> What is asked: Output all lines exactly, with nothing added or dropped.

> Extracted data:
◇ ◇ ◇ ◇ ◇ ◇ ◇
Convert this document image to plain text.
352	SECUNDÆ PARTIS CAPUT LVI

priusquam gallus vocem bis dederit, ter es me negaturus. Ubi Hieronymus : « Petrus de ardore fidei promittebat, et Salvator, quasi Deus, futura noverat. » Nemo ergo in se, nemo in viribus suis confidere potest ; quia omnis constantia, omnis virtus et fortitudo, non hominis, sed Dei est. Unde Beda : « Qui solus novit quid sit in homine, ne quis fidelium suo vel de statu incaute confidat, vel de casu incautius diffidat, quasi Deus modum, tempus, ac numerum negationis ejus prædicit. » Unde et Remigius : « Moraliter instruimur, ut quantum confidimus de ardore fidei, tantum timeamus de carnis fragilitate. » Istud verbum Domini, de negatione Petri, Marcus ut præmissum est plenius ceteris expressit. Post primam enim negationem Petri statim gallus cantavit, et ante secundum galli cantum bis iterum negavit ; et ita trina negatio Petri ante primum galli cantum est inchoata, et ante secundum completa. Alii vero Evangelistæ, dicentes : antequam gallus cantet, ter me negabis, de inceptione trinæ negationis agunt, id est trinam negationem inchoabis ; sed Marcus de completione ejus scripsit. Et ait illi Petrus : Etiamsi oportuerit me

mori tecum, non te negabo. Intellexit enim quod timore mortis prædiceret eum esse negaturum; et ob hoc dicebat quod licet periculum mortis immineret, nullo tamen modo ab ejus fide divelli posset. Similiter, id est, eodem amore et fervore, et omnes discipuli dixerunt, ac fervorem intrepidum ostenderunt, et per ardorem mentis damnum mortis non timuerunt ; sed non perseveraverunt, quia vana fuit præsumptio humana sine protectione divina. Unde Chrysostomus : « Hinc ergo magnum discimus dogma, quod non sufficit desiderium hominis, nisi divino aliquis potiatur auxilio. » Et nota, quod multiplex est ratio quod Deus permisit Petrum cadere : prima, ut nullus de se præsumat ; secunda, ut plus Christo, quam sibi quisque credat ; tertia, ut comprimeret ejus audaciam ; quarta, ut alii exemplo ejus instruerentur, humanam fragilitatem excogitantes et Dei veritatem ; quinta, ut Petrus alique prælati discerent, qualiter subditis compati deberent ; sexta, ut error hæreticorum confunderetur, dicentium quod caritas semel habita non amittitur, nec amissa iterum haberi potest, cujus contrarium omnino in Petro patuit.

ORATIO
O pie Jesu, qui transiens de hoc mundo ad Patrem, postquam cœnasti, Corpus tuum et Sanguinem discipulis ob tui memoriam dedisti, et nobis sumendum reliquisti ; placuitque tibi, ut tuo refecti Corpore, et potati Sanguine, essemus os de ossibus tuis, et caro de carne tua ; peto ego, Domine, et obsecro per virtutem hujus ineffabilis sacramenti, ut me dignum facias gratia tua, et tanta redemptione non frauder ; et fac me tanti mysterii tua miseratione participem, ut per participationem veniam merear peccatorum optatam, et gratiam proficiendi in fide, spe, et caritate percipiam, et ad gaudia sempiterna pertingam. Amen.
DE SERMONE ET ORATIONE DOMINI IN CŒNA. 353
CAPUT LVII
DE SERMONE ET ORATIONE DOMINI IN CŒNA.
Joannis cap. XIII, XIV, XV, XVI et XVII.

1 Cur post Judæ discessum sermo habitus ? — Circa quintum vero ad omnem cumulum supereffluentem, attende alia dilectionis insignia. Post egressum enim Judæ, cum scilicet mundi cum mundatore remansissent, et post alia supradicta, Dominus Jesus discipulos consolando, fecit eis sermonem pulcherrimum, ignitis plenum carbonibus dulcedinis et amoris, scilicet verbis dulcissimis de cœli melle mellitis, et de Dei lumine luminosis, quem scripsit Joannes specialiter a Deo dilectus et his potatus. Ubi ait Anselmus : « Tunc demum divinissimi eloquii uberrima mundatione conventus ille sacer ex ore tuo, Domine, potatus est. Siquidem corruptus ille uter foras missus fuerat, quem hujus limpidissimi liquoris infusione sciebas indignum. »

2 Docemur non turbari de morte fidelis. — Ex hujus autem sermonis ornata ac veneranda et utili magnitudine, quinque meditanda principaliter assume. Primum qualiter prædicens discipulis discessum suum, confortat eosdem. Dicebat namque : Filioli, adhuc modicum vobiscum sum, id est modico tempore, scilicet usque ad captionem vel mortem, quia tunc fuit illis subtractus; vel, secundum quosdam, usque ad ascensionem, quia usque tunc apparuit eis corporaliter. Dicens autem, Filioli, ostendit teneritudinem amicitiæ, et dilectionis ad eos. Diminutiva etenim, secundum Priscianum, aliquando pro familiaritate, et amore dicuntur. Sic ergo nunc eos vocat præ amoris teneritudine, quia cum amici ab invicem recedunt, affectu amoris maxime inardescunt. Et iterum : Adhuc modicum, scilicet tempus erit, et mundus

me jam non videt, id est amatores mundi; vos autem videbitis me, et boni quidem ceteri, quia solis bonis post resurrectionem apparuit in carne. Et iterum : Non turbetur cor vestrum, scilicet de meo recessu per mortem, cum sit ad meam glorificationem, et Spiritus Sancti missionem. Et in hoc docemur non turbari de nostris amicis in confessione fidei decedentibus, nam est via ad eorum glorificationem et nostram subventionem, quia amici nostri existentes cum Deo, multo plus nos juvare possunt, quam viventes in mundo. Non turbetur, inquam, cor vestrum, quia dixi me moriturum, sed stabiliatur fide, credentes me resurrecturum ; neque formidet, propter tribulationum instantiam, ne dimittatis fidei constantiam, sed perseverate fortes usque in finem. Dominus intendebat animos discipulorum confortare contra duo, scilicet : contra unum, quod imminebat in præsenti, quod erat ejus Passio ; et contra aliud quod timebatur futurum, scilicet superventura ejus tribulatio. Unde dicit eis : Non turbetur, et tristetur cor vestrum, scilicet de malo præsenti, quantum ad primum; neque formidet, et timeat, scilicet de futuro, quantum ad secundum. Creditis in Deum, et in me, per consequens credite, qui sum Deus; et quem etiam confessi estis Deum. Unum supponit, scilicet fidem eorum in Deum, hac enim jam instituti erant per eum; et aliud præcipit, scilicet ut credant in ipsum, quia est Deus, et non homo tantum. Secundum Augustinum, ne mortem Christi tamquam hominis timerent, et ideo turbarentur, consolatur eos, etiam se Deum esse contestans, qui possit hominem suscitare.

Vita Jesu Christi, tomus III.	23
◇ ◇ ◇ ◇ ◇ ◇ ◇
> Task result:
Convert this document image to plain text.
352	SECUNDÆ PARTIS CAPUT LVI

priusquam gallus vocem bis dederit, ter es me negaturus. Ubi Hieronymus : « Petrus de ardore fidei promittebat, et Salvator, quasi Deus, futura noverat. » Nemo ergo in se, nemo in viribus suis confidere potest ; quia omnis constantia, omnis virtus et fortitudo, non hominis, sed Dei est. Unde Beda : « Qui solus novit quid sit in homine, ne quis fidelium suo vel de statu incaute confidat, vel de casu incautius diffidat, quasi Deus modum, tempus, ac numerum negationis ejus prædicit. » Unde et Remigius : « Moraliter instruimur, ut quantum confidimus de ardore fidei, tantum timeamus de carnis fragilitate. » Istud verbum Domini, de negatione Petri, Marcus ut præmissum est plenius ceteris expressit. Post primam enim negationem Petri statim gallus cantavit, et ante secundum galli cantum bis iterum negavit ; et ita trina negatio Petri ante primum galli cantum est inchoata, et ante secundum completa. Alii vero Evangelistæ, dicentes : antequam gallus cantet, ter me negabis, de inceptione trinæ negationis agunt, id est trinam negationem inchoabis ; sed Marcus de completione ejus scripsit. Et ait illi Petrus : Etiamsi oportuerit me

mori tecum, non te negabo. Intellexit enim quod timore mortis prædiceret eum esse negaturum; et ob hoc dicebat quod licet periculum mortis immineret, nullo tamen modo ab ejus fide divelli posset. Similiter, id est, eodem amore et fervore, et omnes discipuli dixerunt, ac fervorem intrepidum ostenderunt, et per ardorem mentis damnum mortis non timuerunt ; sed non perseveraverunt, quia vana fuit præsumptio humana sine protectione divina. Unde Chrysostomus : « Hinc ergo magnum discimus dogma, quod non sufficit desiderium hominis, nisi divino aliquis potiatur auxilio. » Et nota, quod multiplex est ratio quod Deus permisit Petrum cadere : prima, ut nullus de se præsumat ; secunda, ut plus Christo, quam sibi quisque credat ; tertia, ut comprimeret ejus audaciam ; quarta, ut alii exemplo ejus instruerentur, humanam fragilitatem excogitantes et Dei veritatem ; quinta, ut Petrus alique prælati discerent, qualiter subditis compati deberent ; sexta, ut error hæreticorum confunderetur, dicentium quod caritas semel habita non amittitur, nec amissa iterum haberi potest, cujus contrarium omnino in Petro patuit.

ORATIO
O pie Jesu, qui transiens de hoc mundo ad Patrem, postquam cœnasti, Corpus tuum et Sanguinem discipulis ob tui memoriam dedisti, et nobis sumendum reliquisti ; placuitque tibi, ut tuo refecti Corpore, et potati Sanguine, essemus os de ossibus tuis, et caro de carne tua ; peto ego, Domine, et obsecro per virtutem hujus ineffabilis sacramenti, ut me dignum facias gratia tua, et tanta redemptione non frauder ; et fac me tanti mysterii tua miseratione participem, ut per participationem veniam merear peccatorum optatam, et gratiam proficiendi in fide, spe, et caritate percipiam, et ad gaudia sempiterna pertingam. Amen.
DE SERMONE ET ORATIONE DOMINI IN CŒNA. 353
CAPUT LVII
DE SERMONE ET ORATIONE DOMINI IN CŒNA.
Joannis cap. XIII, XIV, XV, XVI et XVII.

1 Cur post Judæ discessum sermo habitus ? — Circa quintum vero ad omnem cumulum supereffluentem, attende alia dilectionis insignia. Post egressum enim Judæ, cum scilicet mundi cum mundatore remansissent, et post alia supradicta, Dominus Jesus discipulos consolando, fecit eis sermonem pulcherrimum, ignitis plenum carbonibus dulcedinis et amoris, scilicet verbis dulcissimis de cœli melle mellitis, et de Dei lumine luminosis, quem scripsit Joannes specialiter a Deo dilectus et his potatus. Ubi ait Anselmus : « Tunc demum divinissimi eloquii uberrima mundatione conventus ille sacer ex ore tuo, Domine, potatus est. Siquidem corruptus ille uter foras missus fuerat, quem hujus limpidissimi liquoris infusione sciebas indignum. »

2 Docemur non turbari de morte fidelis. — Ex hujus autem sermonis ornata ac veneranda et utili magnitudine, quinque meditanda principaliter assume. Primum qualiter prædicens discipulis discessum suum, confortat eosdem. Dicebat namque : Filioli, adhuc modicum vobiscum sum, id est modico tempore, scilicet usque ad captionem vel mortem, quia tunc fuit illis subtractus; vel, secundum quosdam, usque ad ascensionem, quia usque tunc apparuit eis corporaliter. Dicens autem, Filioli, ostendit teneritudinem amicitiæ, et dilectionis ad eos. Diminutiva etenim, secundum Priscianum, aliquando pro familiaritate, et amore dicuntur. Sic ergo nunc eos vocat præ amoris teneritudine, quia cum amici ab invicem recedunt, affectu amoris maxime inardescunt. Et iterum : Adhuc modicum, scilicet tempus erit, et mundus

me jam non videt, id est amatores mundi; vos autem videbitis me, et boni quidem ceteri, quia solis bonis post resurrectionem apparuit in carne. Et iterum : Non turbetur cor vestrum, scilicet de meo recessu per mortem, cum sit ad meam glorificationem, et Spiritus Sancti missionem. Et in hoc docemur non turbari de nostris amicis in confessione fidei decedentibus, nam est via ad eorum glorificationem et nostram subventionem, quia amici nostri existentes cum Deo, multo plus nos juvare possunt, quam viventes in mundo. Non turbetur, inquam, cor vestrum, quia dixi me moriturum, sed stabiliatur fide, credentes me resurrecturum ; neque formidet, propter tribulationum instantiam, ne dimittatis fidei constantiam, sed perseverate fortes usque in finem. Dominus intendebat animos discipulorum confortare contra duo, scilicet : contra unum, quod imminebat in præsenti, quod erat ejus Passio ; et contra aliud quod timebatur futurum, scilicet superventura ejus tribulatio. Unde dicit eis : Non turbetur, et tristetur cor vestrum, scilicet de malo præsenti, quantum ad primum; neque formidet, et timeat, scilicet de futuro, quantum ad secundum. Creditis in Deum, et in me, per consequens credite, qui sum Deus; et quem etiam confessi estis Deum. Unum supponit, scilicet fidem eorum in Deum, hac enim jam instituti erant per eum; et aliud præcipit, scilicet ut credant in ipsum, quia est Deus, et non homo tantum. Secundum Augustinum, ne mortem Christi tamquam hominis timerent, et ideo turbarentur, consolatur eos, etiam se Deum esse contestans, qui possit hominem suscitare.

Vita Jesu Christi, tomus III.	23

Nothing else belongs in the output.